263 lines
9.0 KiB
Python
263 lines
9.0 KiB
Python
"""
|
||
快速诊断工具 - 5分钟内找出训练慢的原因
|
||
"""
|
||
import torch
|
||
import time
|
||
import os
|
||
import numpy as np
|
||
|
||
print("=" * 80)
|
||
print("训练速度快速诊断工具")
|
||
print("=" * 80)
|
||
|
||
# ============================================================================
|
||
# 1. 检查硬件环境
|
||
# ============================================================================
|
||
print("\n【1/5】硬件环境检查")
|
||
print("-" * 80)
|
||
|
||
if torch.cuda.is_available():
|
||
print(f"✅ GPU可用: {torch.cuda.get_device_name(0)}")
|
||
print(f" 显存: {torch.cuda.get_device_properties(0).total_memory / 1e9:.2f} GB")
|
||
|
||
# 测试GPU速度
|
||
print("\n 测试GPU计算速度...")
|
||
x = torch.randn(1000, 1000, device='cuda')
|
||
start = time.time()
|
||
for _ in range(100):
|
||
y = torch.matmul(x, x)
|
||
torch.cuda.synchronize()
|
||
gpu_time = time.time() - start
|
||
print(f" GPU矩阵乘法: {gpu_time:.3f}秒 (100次 1000x1000)")
|
||
|
||
if gpu_time > 1.0:
|
||
print(" ⚠️ GPU计算较慢,可能的原因:")
|
||
print(" - 驱动版本过旧")
|
||
print(" - GPU负载过高(其他程序占用)")
|
||
print(" - 散热问题导致降频")
|
||
else:
|
||
print("❌ GPU不可用!训练将非常慢")
|
||
print(" 请检查:")

§ 所列材料:
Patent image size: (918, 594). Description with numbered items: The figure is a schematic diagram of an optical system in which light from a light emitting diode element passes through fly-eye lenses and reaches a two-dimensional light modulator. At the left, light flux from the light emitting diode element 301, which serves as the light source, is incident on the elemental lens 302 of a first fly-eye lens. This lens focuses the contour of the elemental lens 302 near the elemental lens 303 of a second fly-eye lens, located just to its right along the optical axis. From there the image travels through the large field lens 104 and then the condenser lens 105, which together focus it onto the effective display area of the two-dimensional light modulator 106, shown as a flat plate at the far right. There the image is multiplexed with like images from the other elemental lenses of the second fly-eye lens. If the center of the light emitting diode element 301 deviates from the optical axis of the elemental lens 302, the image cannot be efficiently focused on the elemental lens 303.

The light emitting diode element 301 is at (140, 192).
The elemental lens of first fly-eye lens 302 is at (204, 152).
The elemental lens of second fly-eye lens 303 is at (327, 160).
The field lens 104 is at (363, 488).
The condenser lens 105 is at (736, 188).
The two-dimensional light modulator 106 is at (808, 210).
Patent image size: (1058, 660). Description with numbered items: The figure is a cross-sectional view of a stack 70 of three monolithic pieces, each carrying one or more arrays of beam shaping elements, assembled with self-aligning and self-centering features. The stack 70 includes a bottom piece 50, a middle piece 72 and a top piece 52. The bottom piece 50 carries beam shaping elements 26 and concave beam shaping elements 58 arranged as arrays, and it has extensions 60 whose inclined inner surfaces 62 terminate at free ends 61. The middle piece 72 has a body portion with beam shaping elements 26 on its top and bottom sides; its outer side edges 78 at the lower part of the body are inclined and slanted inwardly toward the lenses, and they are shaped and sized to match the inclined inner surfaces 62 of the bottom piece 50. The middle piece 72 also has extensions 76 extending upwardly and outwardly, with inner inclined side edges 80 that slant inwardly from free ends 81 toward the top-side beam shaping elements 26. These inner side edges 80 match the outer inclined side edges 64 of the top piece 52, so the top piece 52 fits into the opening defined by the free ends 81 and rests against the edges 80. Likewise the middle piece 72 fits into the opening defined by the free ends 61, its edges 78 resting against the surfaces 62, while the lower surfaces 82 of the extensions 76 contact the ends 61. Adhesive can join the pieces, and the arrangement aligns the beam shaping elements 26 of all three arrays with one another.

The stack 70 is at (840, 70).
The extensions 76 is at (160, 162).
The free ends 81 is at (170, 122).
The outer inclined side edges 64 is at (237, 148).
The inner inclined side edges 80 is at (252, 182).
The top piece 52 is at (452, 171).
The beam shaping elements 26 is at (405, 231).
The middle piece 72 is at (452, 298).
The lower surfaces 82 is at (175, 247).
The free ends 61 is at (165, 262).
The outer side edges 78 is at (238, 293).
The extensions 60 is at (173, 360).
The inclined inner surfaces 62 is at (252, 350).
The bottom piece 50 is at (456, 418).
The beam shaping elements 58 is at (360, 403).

§ 书面任务 1:
在节选的训练速度诊断脚本中,GPU矩阵乘法测试耗时超过多少秒时会提示计算较慢?
§ 书面任务 2:
请从节选中训练速度诊断脚本的最后一行之后接着续写。
以上材料取自其他来源。

§ 书面作答 1:
超过1.0秒时。

§ 书面作答 2:
|
||
print(" - CUDA是否正确安装")
|
||
print(" - PyTorch是否为GPU版本")
|
||
|
||
# ============================================================================
|
||
# 2. 检查数据量
|
||
# ============================================================================
|
||
print("\n【2/5】数据量检查")
|
||
print("-" * 80)
|
||
|
||
if os.path.exists('Data'):
|
||
episode_files = [f for f in os.listdir('Data') if f.startswith('episode_')]
|
||
file_count = len(episode_files)
|
||
|
||
print(f" 发现 {file_count} 个episode文件")
|
||
|
||
if file_count > 5000:
|
||
print(f" ⚠️ 数据量很大!建议:")
|
||
print(f" 1. 使用 --update_frequency 10 减少更新频率")
|
||
print(f" 2. 分批训练:每次只用部分数据")
|
||
print(f" 3. 增大 batch_size 提高效率")
|
||
elif file_count > 1000:
|
||
print(f" ✅ 数据量适中")
|
||
else:
|
||
print(f" 数据量较少,训练应该很快")
|
||
|
||
# 检查单个文件大小
|
||
if file_count > 0:
|
||
sample_file = os.path.join('Data', episode_files[0])
|
||
file_size = os.path.getsize(sample_file) / 1024 # KB
|
||
print(f" 单个文件大小: ~{file_size:.1f} KB")
|
||
|
||
total_size = file_count * file_size / 1024 # MB
|
||
print(f" 总数据量估计: ~{total_size:.1f} MB")
|
||
else:
|
||
print(" ❌ Data目录不存在!")
|
||
|
||
# ============================================================================
|
||
# 3. 检查模型加载速度
|
||
# ============================================================================
|
||
print("\n【3/5】模型加载速度检查")
|
||
print("-" * 80)
|
||
|
||
try:
|
||
from ppo_model import PPONetwork
|
||
|
||
start = time.time()
|
||
model = PPONetwork(state_dim=572, hidden_dim=512)
|
||
if torch.cuda.is_available():
|
||
model = model.cuda()
|
||
load_time = time.time() - start
|
||
|
||
param_count = sum(p.numel() for p in model.parameters())
|
||
print(f" ✅ 模型加载成功")
|
||
print(f" 参数量: {param_count:,}")
|
||
print(f" 加载时间: {load_time:.3f}秒")
|
||
|
||
if load_time > 2.0:
|
||
print(" ⚠️ 模型加载较慢")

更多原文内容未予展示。